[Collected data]
────────

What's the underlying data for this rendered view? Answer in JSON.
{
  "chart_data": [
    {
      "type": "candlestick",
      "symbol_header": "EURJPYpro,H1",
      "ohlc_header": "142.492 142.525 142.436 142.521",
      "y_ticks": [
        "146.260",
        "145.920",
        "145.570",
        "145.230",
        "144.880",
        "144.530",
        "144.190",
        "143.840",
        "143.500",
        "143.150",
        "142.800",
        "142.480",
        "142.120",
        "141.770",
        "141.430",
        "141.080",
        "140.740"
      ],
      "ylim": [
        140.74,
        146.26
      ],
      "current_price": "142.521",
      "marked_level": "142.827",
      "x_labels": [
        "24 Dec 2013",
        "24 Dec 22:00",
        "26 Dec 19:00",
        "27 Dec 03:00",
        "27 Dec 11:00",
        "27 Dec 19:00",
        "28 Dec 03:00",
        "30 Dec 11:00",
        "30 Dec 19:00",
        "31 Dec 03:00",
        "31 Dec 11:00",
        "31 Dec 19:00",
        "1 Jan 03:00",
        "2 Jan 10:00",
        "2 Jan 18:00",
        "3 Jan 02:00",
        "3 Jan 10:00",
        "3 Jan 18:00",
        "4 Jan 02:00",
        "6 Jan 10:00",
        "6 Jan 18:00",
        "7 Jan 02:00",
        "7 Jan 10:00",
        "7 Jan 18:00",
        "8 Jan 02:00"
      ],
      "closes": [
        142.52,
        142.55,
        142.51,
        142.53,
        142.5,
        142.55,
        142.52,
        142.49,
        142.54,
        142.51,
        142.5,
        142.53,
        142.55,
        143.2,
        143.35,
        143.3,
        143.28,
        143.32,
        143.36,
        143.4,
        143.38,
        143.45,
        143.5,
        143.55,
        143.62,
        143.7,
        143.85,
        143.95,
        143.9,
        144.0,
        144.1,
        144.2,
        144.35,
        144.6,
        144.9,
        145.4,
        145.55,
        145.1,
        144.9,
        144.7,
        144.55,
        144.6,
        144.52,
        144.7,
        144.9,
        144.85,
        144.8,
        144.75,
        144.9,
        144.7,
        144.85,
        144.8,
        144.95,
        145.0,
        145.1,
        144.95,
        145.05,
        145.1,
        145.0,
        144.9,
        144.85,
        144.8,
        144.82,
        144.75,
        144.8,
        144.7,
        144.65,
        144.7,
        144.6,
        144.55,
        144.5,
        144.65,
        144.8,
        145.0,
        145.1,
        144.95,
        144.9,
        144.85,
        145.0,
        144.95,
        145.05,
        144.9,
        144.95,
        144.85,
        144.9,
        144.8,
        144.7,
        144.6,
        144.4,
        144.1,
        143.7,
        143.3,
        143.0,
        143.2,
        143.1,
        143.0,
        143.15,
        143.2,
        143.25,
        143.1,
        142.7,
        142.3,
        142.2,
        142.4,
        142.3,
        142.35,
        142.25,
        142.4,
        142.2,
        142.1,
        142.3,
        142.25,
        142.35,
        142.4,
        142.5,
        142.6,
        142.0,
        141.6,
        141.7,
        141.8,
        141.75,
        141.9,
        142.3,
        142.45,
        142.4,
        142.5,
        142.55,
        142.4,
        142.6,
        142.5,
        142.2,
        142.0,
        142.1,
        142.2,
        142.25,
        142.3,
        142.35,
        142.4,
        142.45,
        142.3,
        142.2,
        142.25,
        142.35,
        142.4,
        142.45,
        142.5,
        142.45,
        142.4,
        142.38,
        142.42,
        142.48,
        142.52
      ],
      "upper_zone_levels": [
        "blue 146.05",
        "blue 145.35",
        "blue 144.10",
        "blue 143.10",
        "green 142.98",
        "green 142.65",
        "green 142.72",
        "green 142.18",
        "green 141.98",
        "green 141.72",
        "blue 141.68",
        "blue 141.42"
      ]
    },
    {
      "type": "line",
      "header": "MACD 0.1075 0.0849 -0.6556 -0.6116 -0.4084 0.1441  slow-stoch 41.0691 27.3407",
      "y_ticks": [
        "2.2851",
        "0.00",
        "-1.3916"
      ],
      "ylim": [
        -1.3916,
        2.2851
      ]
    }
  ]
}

────────

- PROMPT: Which lines contain "blue"? Show each of them.

- CORRECT ANSWER:
        "blue 146.05",
        "blue 145.35",
        "blue 144.10",
        "blue 143.10",
        "blue 141.68",
        "blue 141.42"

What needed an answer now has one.